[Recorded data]
<<<<
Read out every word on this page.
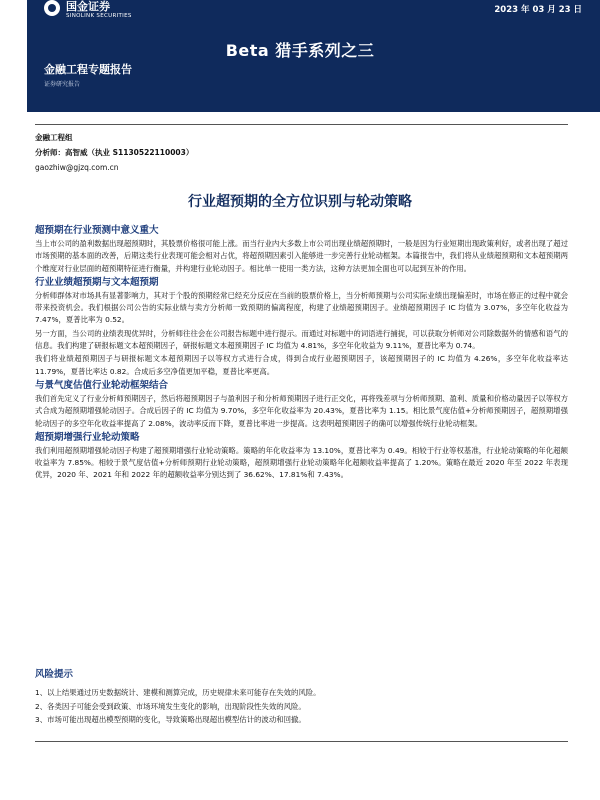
国金证券
SINOLINK SECURITIES
2023 年 03 月 23 日
Beta 猎手系列之三
金融工程专题报告
证券研究报告
金融工程组
分析师：高智威（执业 S1130522110003）
gaozhiw@gjzq.com.cn
行业超预期的全方位识别与轮动策略

超预期在行业预测中意义重大

当上市公司的盈利数据出现超预期时，其股票价格很可能上涨。而当行业内大多数上市公司出现业绩超预期时，一般是因为行业短期出现政策利好，或者出现了超过市场预期的基本面的改善，后期这类行业表现可能会相对占优，将超预期因素引入能够进一步完善行业轮动框架。本篇报告中，我们将从业绩超预期和文本超预期两个维度对行业层面的超预期特征进行衡量，并构建行业轮动因子。相比单一使用一类方法，这种方法更加全面也可以起到互补的作用。

行业业绩超预期与文本超预期

分析师群体对市场具有显著影响力，其对于个股的预期经常已经充分反应在当前的股票价格上，当分析师预期与公司实际业绩出现偏差时，市场在修正的过程中就会带来投资机会。我们根据公司公告的实际业绩与卖方分析师一致预期的偏离程度，构建了业绩超预期因子。业绩超预期因子 IC 均值为 3.07%，多空年化收益为 7.47%，夏普比率为 0.52。

另一方面，当公司的业绩表现优异时，分析师往往会在公司报告标题中进行提示。而通过对标题中的词语进行捕捉，可以获取分析师对公司除数据外的情感和语气的信息。我们构建了研报标题文本超预期因子，研报标题文本超预期因子 IC 均值为 4.81%，多空年化收益为 9.11%，夏普比率为 0.74。

我们将业绩超预期因子与研报标题文本超预期因子以等权方式进行合成，得到合成行业超预期因子，该超预期因子的 IC 均值为 4.26%，多空年化收益率达 11.79%，夏普比率达 0.82。合成后多空净值更加平稳，夏普比率更高。

与景气度估值行业轮动框架结合

我们首先定义了行业分析师预期因子，然后将超预期因子与盈利因子和分析师预期因子进行正交化，再将残差项与分析师预期、盈利、质量和价格动量因子以等权方式合成为超预期增强轮动因子。合成后因子的 IC 均值为 9.70%，多空年化收益率为 20.43%，夏普比率为 1.15。相比景气度估值+分析师预期因子，超预期增强轮动因子的多空年化收益率提高了 2.08%，波动率反而下降，夏普比率进一步提高。这表明超预期因子的确可以增强传统行业轮动框架。

超预期增强行业轮动策略

我们利用超预期增强轮动因子构建了超预期增强行业轮动策略。策略的年化收益率为 13.10%，夏普比率为 0.49。相较于行业等权基准，行业轮动策略的年化超额收益率为 7.85%。相较于景气度估值+分析师预期行业轮动策略，超预期增强行业轮动策略年化超额收益率提高了 1.20%。策略在最近 2020 年至 2022 年表现优异，2020 年、2021 年和 2022 年的超额收益率分别达到了 36.62%、17.81%和 7.43%。

风险提示

1、以上结果通过历史数据统计、建模和测算完成，历史规律未来可能存在失效的风险。
2、各类因子可能会受到政策、市场环境发生变化的影响，出现阶段性失效的风险。
3、市场可能出现超出模型预期的变化，导致策略出现超出模型估计的波动和回撤。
>>>>
Quote the records above exactly, leaving out any pictures.

* _Result of the exercise_:
Read out every word on this page.
国金证券
SINOLINK SECURITIES
2023 年 03 月 23 日
Beta 猎手系列之三
金融工程专题报告
证券研究报告
金融工程组
分析师：高智威（执业 S1130522110003）
gaozhiw@gjzq.com.cn
行业超预期的全方位识别与轮动策略

超预期在行业预测中意义重大

当上市公司的盈利数据出现超预期时，其股票价格很可能上涨。而当行业内大多数上市公司出现业绩超预期时，一般是因为行业短期出现政策利好，或者出现了超过市场预期的基本面的改善，后期这类行业表现可能会相对占优，将超预期因素引入能够进一步完善行业轮动框架。本篇报告中，我们将从业绩超预期和文本超预期两个维度对行业层面的超预期特征进行衡量，并构建行业轮动因子。相比单一使用一类方法，这种方法更加全面也可以起到互补的作用。

行业业绩超预期与文本超预期

分析师群体对市场具有显著影响力，其对于个股的预期经常已经充分反应在当前的股票价格上，当分析师预期与公司实际业绩出现偏差时，市场在修正的过程中就会带来投资机会。我们根据公司公告的实际业绩与卖方分析师一致预期的偏离程度，构建了业绩超预期因子。业绩超预期因子 IC 均值为 3.07%，多空年化收益为 7.47%，夏普比率为 0.52。

另一方面，当公司的业绩表现优异时，分析师往往会在公司报告标题中进行提示。而通过对标题中的词语进行捕捉，可以获取分析师对公司除数据外的情感和语气的信息。我们构建了研报标题文本超预期因子，研报标题文本超预期因子 IC 均值为 4.81%，多空年化收益为 9.11%，夏普比率为 0.74。

我们将业绩超预期因子与研报标题文本超预期因子以等权方式进行合成，得到合成行业超预期因子，该超预期因子的 IC 均值为 4.26%，多空年化收益率达 11.79%，夏普比率达 0.82。合成后多空净值更加平稳，夏普比率更高。

与景气度估值行业轮动框架结合

我们首先定义了行业分析师预期因子，然后将超预期因子与盈利因子和分析师预期因子进行正交化，再将残差项与分析师预期、盈利、质量和价格动量因子以等权方式合成为超预期增强轮动因子。合成后因子的 IC 均值为 9.70%，多空年化收益率为 20.43%，夏普比率为 1.15。相比景气度估值+分析师预期因子，超预期增强轮动因子的多空年化收益率提高了 2.08%，波动率反而下降，夏普比率进一步提高。这表明超预期因子的确可以增强传统行业轮动框架。

超预期增强行业轮动策略

我们利用超预期增强轮动因子构建了超预期增强行业轮动策略。策略的年化收益率为 13.10%，夏普比率为 0.49。相较于行业等权基准，行业轮动策略的年化超额收益率为 7.85%。相较于景气度估值+分析师预期行业轮动策略，超预期增强行业轮动策略年化超额收益率提高了 1.20%。策略在最近 2020 年至 2022 年表现优异，2020 年、2021 年和 2022 年的超额收益率分别达到了 36.62%、17.81%和 7.43%。

风险提示

1、以上结果通过历史数据统计、建模和测算完成，历史规律未来可能存在失效的风险。
2、各类因子可能会受到政策、市场环境发生变化的影响，出现阶段性失效的风险。
3、市场可能出现超出模型预期的变化，导致策略出现超出模型估计的波动和回撤。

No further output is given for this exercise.